Особый акт конституирования, лежащий в основе трансцендентальной склоняемости "Я", Гуссерль связывает с интенцией "вчувствования" (Einfühlung), которое непрестанно трансцендирует за пределы монадического "Я" и конституирует "Ты", "Мы", "Они", как отражения и аналоги "Я" (alter ego), но не в обычном смысле слова. Поскольку "Ты" не тождественно "Я", между ними существует не непосредственная связь, а опосредованная. Эту интенциональную опосредованность Гуссерль называет аналогизирующей апперцепцией, или аппрезентацией, реализуемой с помощью ассоциации (причем сама ассоциация понимается не в традиционном смысле, как некоего рода "внутридушевная гравитация", а как интенциональная область "врожденных" априори, конституирующих чистое "Я"). Таким образом, "Ты" оказывается интенциональной модификацией "Я", в основе которой лежит непосредственная перцепция Другого [31].
____
▸ **Постановка задачи**:
Воспроизведите дословно фрагмент страницы, начиная со слов «Особый акт конституирования, лежащий» и заканчивая словами «перцепция Другого [31].». Данные, идущие далее, представляют собой отдельный материал, не связанный со страницей.

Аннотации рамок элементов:
____
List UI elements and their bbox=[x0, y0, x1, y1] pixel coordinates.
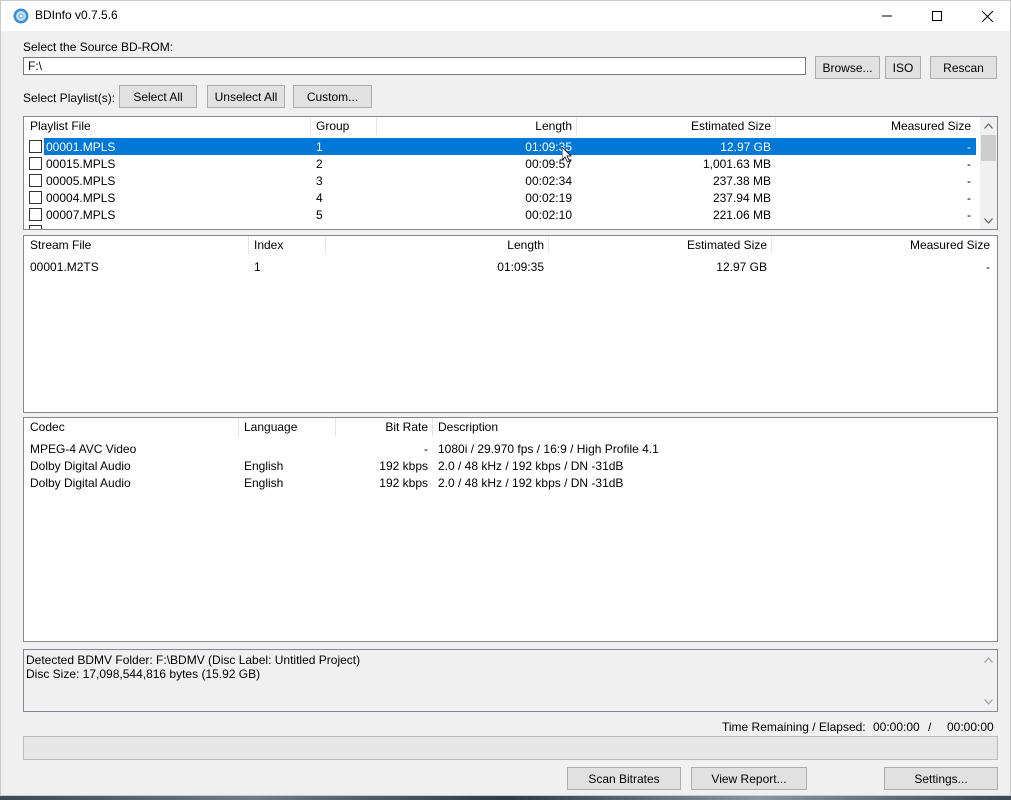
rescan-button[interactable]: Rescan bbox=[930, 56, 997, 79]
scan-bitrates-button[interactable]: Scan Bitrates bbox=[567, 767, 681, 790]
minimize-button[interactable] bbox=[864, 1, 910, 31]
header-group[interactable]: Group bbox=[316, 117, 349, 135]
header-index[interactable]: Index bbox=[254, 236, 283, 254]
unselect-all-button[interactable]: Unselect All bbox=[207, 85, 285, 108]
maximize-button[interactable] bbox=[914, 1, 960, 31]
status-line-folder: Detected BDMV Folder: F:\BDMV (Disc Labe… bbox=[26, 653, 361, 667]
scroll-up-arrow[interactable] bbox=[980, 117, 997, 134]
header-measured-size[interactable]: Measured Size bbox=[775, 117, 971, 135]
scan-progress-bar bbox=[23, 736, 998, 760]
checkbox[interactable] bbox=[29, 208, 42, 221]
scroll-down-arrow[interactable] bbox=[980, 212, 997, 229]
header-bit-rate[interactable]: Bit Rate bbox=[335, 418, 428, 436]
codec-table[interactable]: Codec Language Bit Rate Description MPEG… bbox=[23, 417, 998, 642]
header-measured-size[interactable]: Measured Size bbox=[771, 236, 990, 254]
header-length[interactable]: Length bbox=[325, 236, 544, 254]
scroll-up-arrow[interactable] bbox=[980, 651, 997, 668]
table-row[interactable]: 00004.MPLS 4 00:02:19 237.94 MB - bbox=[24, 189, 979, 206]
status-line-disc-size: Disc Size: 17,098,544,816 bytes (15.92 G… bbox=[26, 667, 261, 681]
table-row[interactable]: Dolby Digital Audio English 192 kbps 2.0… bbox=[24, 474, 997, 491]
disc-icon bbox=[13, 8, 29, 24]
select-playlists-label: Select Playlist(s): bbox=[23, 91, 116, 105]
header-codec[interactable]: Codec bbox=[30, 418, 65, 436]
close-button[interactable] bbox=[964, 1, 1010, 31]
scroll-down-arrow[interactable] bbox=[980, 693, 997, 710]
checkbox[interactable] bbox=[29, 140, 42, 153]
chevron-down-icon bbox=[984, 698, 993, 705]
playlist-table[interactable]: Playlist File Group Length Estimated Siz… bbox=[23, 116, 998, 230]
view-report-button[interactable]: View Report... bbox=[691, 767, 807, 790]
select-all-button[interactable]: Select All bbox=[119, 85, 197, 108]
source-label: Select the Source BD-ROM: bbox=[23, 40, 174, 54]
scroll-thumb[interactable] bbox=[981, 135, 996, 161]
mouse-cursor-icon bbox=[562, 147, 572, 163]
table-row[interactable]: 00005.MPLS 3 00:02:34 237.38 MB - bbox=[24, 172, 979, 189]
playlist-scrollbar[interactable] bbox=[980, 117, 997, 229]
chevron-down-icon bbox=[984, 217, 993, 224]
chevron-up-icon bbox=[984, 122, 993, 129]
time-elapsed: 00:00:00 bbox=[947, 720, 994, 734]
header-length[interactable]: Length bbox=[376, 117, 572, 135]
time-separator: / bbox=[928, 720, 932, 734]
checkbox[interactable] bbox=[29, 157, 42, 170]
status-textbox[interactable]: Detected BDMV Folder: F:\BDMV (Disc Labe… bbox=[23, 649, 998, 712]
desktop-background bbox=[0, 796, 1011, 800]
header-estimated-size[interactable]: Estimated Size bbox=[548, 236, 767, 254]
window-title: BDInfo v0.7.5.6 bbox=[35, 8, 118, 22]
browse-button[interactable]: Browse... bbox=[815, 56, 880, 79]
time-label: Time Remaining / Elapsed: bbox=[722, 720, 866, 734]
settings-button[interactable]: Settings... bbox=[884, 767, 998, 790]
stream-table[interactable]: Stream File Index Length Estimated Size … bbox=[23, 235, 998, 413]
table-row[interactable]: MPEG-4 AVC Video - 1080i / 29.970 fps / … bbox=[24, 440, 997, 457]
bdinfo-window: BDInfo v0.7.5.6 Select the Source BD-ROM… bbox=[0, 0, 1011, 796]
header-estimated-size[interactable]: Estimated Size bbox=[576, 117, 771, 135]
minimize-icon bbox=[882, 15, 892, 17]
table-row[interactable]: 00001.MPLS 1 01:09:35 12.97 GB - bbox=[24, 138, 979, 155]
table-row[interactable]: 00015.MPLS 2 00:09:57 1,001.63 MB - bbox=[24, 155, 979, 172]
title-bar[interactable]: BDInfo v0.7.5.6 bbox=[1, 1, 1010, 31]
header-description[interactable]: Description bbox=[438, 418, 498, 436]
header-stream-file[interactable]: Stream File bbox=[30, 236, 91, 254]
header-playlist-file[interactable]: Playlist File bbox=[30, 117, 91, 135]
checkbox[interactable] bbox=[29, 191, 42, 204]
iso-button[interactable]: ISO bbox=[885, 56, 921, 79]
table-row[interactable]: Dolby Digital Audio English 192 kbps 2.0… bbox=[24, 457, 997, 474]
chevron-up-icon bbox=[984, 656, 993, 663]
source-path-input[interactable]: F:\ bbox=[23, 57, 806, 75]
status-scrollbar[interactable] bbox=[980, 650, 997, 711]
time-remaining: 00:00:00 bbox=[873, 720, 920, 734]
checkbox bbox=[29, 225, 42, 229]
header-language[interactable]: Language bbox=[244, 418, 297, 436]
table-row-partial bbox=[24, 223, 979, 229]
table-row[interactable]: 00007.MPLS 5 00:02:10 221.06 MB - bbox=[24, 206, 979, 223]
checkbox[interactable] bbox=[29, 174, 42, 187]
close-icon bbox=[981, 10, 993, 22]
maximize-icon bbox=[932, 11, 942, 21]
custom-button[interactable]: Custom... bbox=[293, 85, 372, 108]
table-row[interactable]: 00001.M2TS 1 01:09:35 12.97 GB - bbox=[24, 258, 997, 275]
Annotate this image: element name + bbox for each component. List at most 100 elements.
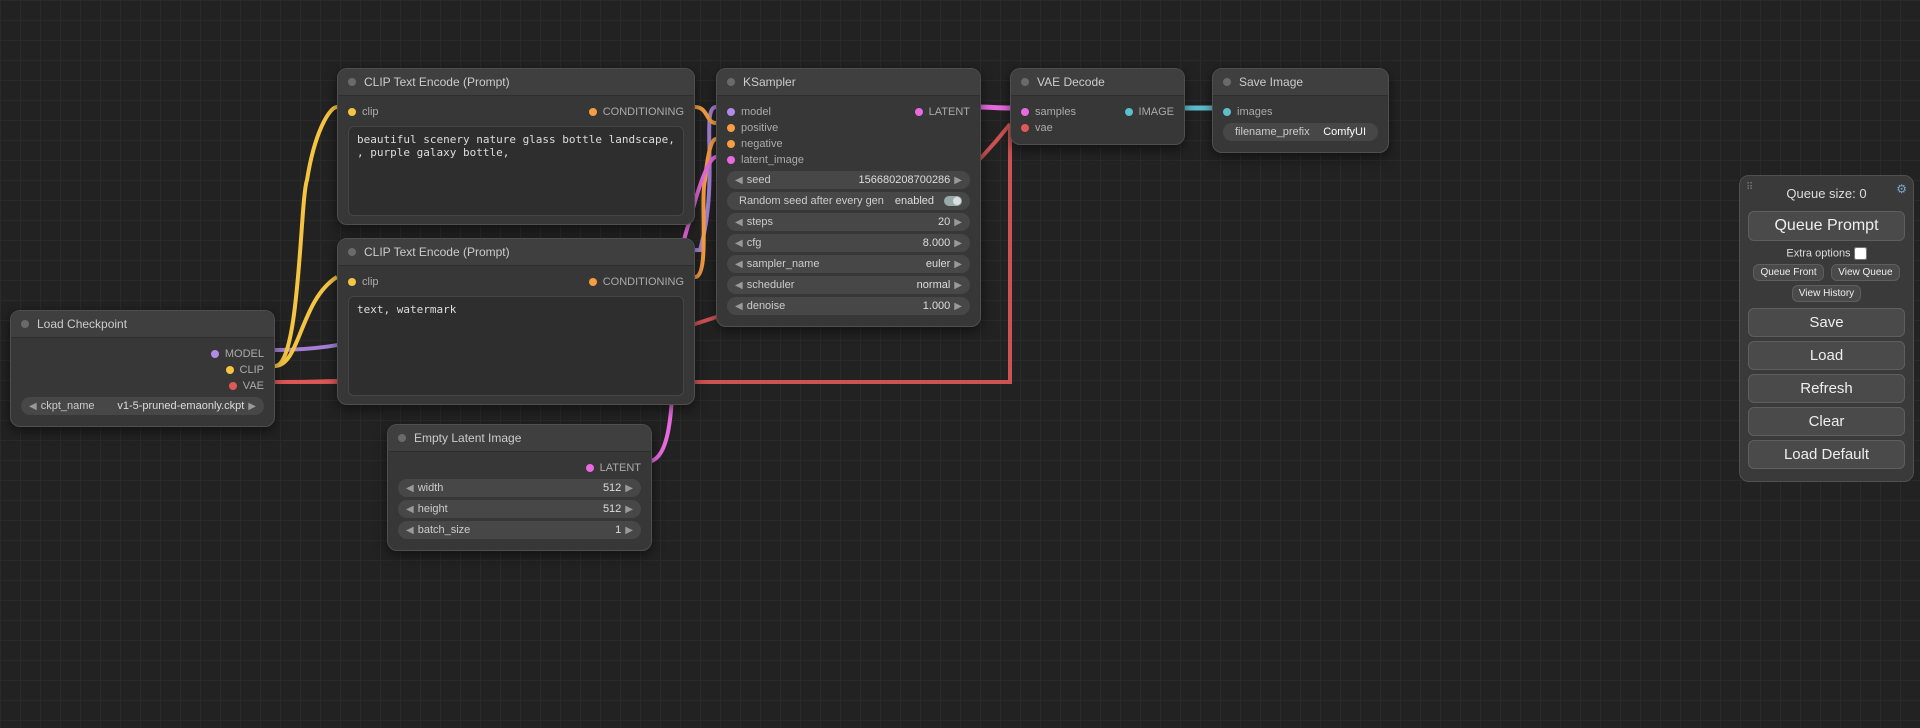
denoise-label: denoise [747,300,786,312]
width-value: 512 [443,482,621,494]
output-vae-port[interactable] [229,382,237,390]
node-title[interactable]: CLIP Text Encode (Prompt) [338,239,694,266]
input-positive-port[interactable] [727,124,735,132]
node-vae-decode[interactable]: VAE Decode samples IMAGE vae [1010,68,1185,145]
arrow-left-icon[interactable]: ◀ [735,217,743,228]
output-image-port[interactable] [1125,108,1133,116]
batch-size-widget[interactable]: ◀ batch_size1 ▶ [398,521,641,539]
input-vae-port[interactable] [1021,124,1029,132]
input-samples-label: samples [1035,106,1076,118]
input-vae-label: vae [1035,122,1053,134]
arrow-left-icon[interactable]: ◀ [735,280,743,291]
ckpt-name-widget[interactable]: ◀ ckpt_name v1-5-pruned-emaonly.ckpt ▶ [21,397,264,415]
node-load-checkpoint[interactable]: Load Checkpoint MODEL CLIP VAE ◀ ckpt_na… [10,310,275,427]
____
▸ **Результат**:
Особый акт конституирования, лежащий в основе трансцендентальной склоняемости "Я", Гуссерль связывает с интенцией "вчувствования" (Einfühlung), которое непрестанно трансцендирует за пределы монадического "Я" и конституирует "Ты", "Мы", "Они", как отражения и аналоги "Я" (alter ego), но не в обычном смысле слова. Поскольку "Ты" не тождественно "Я", между ними существует не непосредственная связь, а опосредованная. Эту интенциональную опосредованность Гуссерль называет аналогизирующей апперцепцией, или аппрезентацией, реализуемой с помощью ассоциации (причем сама ассоциация понимается не в традиционном смысле, как некоего рода "внутридушевная гравитация", а как интенциональная область "врожденных" априори, конституирующих чистое "Я"). Таким образом, "Ты" оказывается интенциональной модификацией "Я", в основе которой лежит непосредственная перцепция Другого [31].